» Problem description
Make a tally of the lines in the records that include the string "UnityEngine", and give only that number.

» Records to use

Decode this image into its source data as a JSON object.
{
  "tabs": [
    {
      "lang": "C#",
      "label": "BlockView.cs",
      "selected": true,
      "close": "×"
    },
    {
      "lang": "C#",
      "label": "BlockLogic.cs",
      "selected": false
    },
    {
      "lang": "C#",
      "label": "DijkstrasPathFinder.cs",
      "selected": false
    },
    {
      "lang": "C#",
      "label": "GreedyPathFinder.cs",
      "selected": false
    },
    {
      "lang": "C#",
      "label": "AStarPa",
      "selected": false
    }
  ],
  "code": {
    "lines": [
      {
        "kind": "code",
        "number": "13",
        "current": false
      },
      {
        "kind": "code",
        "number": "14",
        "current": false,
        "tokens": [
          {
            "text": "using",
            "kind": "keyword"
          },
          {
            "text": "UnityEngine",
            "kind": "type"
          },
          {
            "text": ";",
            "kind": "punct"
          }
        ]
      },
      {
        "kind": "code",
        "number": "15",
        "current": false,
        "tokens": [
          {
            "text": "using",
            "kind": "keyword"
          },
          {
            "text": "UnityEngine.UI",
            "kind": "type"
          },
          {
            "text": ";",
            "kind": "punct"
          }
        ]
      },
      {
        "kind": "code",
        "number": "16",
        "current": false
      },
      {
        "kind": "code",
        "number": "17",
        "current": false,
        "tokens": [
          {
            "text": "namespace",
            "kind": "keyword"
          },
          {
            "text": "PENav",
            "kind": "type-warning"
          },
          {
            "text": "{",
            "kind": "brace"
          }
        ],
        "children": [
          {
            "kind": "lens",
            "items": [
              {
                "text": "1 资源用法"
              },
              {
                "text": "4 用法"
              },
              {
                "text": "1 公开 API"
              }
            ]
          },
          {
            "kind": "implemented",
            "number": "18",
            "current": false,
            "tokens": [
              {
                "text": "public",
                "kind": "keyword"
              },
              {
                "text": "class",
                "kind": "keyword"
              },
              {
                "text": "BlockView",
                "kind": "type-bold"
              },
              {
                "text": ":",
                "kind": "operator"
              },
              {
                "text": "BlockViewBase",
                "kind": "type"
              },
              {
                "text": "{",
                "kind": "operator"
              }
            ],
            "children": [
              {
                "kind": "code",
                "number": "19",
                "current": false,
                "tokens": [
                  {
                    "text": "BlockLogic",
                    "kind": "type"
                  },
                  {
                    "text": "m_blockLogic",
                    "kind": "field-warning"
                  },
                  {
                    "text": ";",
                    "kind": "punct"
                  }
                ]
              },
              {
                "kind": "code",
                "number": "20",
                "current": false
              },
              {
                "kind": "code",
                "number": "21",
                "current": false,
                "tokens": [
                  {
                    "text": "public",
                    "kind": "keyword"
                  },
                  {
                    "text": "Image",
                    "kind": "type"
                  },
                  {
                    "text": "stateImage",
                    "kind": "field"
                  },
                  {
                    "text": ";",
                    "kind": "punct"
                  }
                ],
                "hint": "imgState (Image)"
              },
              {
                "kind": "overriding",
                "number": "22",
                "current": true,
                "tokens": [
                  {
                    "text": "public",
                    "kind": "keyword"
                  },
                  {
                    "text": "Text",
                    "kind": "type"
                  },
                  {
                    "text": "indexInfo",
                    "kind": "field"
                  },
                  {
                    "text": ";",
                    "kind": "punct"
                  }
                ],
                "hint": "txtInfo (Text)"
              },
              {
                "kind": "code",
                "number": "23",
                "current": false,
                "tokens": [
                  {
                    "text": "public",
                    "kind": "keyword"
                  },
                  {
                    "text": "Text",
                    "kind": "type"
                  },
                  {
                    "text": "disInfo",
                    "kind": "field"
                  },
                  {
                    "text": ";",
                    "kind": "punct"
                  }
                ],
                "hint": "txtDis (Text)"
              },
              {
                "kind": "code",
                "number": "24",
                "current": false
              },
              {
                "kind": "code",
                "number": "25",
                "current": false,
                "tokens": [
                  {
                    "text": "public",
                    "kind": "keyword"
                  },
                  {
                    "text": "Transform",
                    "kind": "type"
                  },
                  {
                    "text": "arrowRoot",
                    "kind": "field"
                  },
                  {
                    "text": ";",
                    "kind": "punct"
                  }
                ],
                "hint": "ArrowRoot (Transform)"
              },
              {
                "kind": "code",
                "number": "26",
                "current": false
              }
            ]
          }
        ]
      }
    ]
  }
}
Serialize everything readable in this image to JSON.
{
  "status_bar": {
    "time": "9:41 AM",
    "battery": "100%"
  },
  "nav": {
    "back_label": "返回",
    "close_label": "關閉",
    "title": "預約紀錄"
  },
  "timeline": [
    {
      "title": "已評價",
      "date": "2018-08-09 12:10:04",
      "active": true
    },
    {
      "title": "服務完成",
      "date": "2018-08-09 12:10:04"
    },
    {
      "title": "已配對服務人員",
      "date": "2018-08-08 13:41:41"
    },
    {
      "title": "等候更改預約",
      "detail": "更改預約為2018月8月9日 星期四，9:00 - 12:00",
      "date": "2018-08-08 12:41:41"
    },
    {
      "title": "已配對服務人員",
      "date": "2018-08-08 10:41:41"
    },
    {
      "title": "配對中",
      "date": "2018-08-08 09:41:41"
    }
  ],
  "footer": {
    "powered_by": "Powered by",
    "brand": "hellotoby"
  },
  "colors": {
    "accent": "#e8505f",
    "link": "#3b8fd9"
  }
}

» Result for this exercise
2